* What you need to do
Transcribe every record that appears below, exactly and in full.

** Start of Given data **

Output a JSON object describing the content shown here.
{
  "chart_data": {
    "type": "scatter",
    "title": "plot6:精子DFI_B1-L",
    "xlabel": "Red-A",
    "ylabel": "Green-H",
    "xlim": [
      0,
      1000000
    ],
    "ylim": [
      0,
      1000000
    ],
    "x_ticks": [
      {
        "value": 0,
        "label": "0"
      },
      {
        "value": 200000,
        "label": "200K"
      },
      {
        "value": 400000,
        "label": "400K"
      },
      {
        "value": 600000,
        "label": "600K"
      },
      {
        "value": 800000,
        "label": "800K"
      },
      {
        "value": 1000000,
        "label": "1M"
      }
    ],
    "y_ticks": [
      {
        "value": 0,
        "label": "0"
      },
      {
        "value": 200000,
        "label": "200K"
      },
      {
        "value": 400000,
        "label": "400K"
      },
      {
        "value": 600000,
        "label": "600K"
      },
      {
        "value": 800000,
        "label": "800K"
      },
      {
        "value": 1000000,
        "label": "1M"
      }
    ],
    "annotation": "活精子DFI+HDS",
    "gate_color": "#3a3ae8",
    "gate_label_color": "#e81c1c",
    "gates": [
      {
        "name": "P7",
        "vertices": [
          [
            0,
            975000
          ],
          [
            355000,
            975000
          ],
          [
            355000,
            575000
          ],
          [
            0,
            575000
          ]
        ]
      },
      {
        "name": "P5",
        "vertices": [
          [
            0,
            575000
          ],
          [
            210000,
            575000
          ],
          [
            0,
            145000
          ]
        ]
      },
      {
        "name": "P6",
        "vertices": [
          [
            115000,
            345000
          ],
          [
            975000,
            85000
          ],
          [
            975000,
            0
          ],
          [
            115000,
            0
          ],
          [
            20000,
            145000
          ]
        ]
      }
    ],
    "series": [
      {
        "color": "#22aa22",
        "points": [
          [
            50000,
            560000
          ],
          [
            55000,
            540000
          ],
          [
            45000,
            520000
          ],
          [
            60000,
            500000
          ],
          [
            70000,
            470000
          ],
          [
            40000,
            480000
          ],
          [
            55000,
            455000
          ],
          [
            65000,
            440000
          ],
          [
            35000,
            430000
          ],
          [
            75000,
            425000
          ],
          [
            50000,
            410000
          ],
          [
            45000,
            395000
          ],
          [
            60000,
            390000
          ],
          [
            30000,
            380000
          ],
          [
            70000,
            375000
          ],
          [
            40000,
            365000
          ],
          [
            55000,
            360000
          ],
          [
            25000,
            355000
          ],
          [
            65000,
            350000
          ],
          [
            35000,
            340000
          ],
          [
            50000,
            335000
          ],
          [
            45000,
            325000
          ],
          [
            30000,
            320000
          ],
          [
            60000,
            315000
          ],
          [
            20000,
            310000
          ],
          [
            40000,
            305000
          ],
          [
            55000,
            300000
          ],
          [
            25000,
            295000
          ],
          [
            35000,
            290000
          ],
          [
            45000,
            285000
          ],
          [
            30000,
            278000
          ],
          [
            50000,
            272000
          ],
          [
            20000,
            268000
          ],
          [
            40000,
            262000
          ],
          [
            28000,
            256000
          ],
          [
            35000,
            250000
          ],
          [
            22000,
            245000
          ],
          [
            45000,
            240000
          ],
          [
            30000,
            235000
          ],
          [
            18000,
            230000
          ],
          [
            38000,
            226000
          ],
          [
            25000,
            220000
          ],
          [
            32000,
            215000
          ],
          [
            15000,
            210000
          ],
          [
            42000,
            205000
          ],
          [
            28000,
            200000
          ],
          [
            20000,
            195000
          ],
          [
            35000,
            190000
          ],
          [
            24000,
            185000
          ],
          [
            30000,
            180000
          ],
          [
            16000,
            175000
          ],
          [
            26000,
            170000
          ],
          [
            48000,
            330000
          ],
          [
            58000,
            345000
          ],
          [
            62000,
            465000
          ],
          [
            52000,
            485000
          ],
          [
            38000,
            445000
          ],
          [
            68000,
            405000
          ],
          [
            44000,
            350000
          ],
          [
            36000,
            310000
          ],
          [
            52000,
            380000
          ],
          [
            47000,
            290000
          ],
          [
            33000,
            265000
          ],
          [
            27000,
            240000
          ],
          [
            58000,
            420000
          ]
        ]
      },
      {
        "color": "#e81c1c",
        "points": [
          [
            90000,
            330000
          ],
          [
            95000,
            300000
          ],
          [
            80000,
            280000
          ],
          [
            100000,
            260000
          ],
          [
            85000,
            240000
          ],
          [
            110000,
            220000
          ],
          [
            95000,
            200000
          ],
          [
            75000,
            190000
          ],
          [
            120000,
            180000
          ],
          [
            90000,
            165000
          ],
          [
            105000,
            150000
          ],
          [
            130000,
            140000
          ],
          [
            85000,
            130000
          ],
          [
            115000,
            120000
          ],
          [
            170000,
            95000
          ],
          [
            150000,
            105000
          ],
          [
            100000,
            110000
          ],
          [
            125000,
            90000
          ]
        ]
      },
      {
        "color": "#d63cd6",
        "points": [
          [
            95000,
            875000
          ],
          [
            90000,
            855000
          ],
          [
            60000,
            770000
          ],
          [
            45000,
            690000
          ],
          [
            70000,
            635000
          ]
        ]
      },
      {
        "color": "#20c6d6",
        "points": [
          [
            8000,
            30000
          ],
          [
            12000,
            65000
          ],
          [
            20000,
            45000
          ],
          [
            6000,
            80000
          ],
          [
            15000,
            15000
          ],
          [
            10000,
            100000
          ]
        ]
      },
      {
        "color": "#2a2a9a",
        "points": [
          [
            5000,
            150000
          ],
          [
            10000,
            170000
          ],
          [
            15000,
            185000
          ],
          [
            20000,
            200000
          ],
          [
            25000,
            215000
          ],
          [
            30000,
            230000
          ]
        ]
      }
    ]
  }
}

** End of Given data **

* Reply
Output a JSON object describing the content shown here.
{
  "chart_data": {
    "type": "scatter",
    "title": "plot6:精子DFI_B1-L",
    "xlabel": "Red-A",
    "ylabel": "Green-H",
    "xlim": [
      0,
      1000000
    ],
    "ylim": [
      0,
      1000000
    ],
    "x_ticks": [
      {
        "value": 0,
        "label": "0"
      },
      {
        "value": 200000,
        "label": "200K"
      },
      {
        "value": 400000,
        "label": "400K"
      },
      {
        "value": 600000,
        "label": "600K"
      },
      {
        "value": 800000,
        "label": "800K"
      },
      {
        "value": 1000000,
        "label": "1M"
      }
    ],
    "y_ticks": [
      {
        "value": 0,
        "label": "0"
      },
      {
        "value": 200000,
        "label": "200K"
      },
      {
        "value": 400000,
        "label": "400K"
      },
      {
        "value": 600000,
        "label": "600K"
      },
      {
        "value": 800000,
        "label": "800K"
      },
      {
        "value": 1000000,
        "label": "1M"
      }
    ],
    "annotation": "活精子DFI+HDS",
    "gate_color": "#3a3ae8",
    "gate_label_color": "#e81c1c",
    "gates": [
      {
        "name": "P7",
        "vertices": [
          [
            0,
            975000
          ],
          [
            355000,
            975000
          ],
          [
            355000,
            575000
          ],
          [
            0,
            575000
          ]
        ]
      },
      {
        "name": "P5",
        "vertices": [
          [
            0,
            575000
          ],
          [
            210000,
            575000
          ],
          [
            0,
            145000
          ]
        ]
      },
      {
        "name": "P6",
        "vertices": [
          [
            115000,
            345000
          ],
          [
            975000,
            85000
          ],
          [
            975000,
            0
          ],
          [
            115000,
            0
          ],
          [
            20000,
            145000
          ]
        ]
      }
    ],
    "series": [
      {
        "color": "#22aa22",
        "points": [
          [
            50000,
            560000
          ],
          [
            55000,
            540000
          ],
          [
            45000,
            520000
          ],
          [
            60000,
            500000
          ],
          [
            70000,
            470000
          ],
          [
            40000,
            480000
          ],
          [
            55000,
            455000
          ],
          [
            65000,
            440000
          ],
          [
            35000,
            430000
          ],
          [
            75000,
            425000
          ],
          [
            50000,
            410000
          ],
          [
            45000,
            395000
          ],
          [
            60000,
            390000
          ],
          [
            30000,
            380000
          ],
          [
            70000,
            375000
          ],
          [
            40000,
            365000
          ],
          [
            55000,
            360000
          ],
          [
            25000,
            355000
          ],
          [
            65000,
            350000
          ],
          [
            35000,
            340000
          ],
          [
            50000,
            335000
          ],
          [
            45000,
            325000
          ],
          [
            30000,
            320000
          ],
          [
            60000,
            315000
          ],
          [
            20000,
            310000
          ],
          [
            40000,
            305000
          ],
          [
            55000,
            300000
          ],
          [
            25000,
            295000
          ],
          [
            35000,
            290000
          ],
          [
            45000,
            285000
          ],
          [
            30000,
            278000
          ],
          [
            50000,
            272000
          ],
          [
            20000,
            268000
          ],
          [
            40000,
            262000
          ],
          [
            28000,
            256000
          ],
          [
            35000,
            250000
          ],
          [
            22000,
            245000
          ],
          [
            45000,
            240000
          ],
          [
            30000,
            235000
          ],
          [
            18000,
            230000
          ],
          [
            38000,
            226000
          ],
          [
            25000,
            220000
          ],
          [
            32000,
            215000
          ],
          [
            15000,
            210000
          ],
          [
            42000,
            205000
          ],
          [
            28000,
            200000
          ],
          [
            20000,
            195000
          ],
          [
            35000,
            190000
          ],
          [
            24000,
            185000
          ],
          [
            30000,
            180000
          ],
          [
            16000,
            175000
          ],
          [
            26000,
            170000
          ],
          [
            48000,
            330000
          ],
          [
            58000,
            345000
          ],
          [
            62000,
            465000
          ],
          [
            52000,
            485000
          ],
          [
            38000,
            445000
          ],
          [
            68000,
            405000
          ],
          [
            44000,
            350000
          ],
          [
            36000,
            310000
          ],
          [
            52000,
            380000
          ],
          [
            47000,
            290000
          ],
          [
            33000,
            265000
          ],
          [
            27000,
            240000
          ],
          [
            58000,
            420000
          ]
        ]
      },
      {
        "color": "#e81c1c",
        "points": [
          [
            90000,
            330000
          ],
          [
            95000,
            300000
          ],
          [
            80000,
            280000
          ],
          [
            100000,
            260000
          ],
          [
            85000,
            240000
          ],
          [
            110000,
            220000
          ],
          [
            95000,
            200000
          ],
          [
            75000,
            190000
          ],
          [
            120000,
            180000
          ],
          [
            90000,
            165000
          ],
          [
            105000,
            150000
          ],
          [
            130000,
            140000
          ],
          [
            85000,
            130000
          ],
          [
            115000,
            120000
          ],
          [
            170000,
            95000
          ],
          [
            150000,
            105000
          ],
          [
            100000,
            110000
          ],
          [
            125000,
            90000
          ]
        ]
      },
      {
        "color": "#d63cd6",
        "points": [
          [
            95000,
            875000
          ],
          [
            90000,
            855000
          ],
          [
            60000,
            770000
          ],
          [
            45000,
            690000
          ],
          [
            70000,
            635000
          ]
        ]
      },
      {
        "color": "#20c6d6",
        "points": [
          [
            8000,
            30000
          ],
          [
            12000,
            65000
          ],
          [
            20000,
            45000
          ],
          [
            6000,
            80000
          ],
          [
            15000,
            15000
          ],
          [
            10000,
            100000
          ]
        ]
      },
      {
        "color": "#2a2a9a",
        "points": [
          [
            5000,
            150000
          ],
          [
            10000,
            170000
          ],
          [
            15000,
            185000
          ],
          [
            20000,
            200000
          ],
          [
            25000,
            215000
          ],
          [
            30000,
            230000
          ]
        ]
      }
    ]
  }
}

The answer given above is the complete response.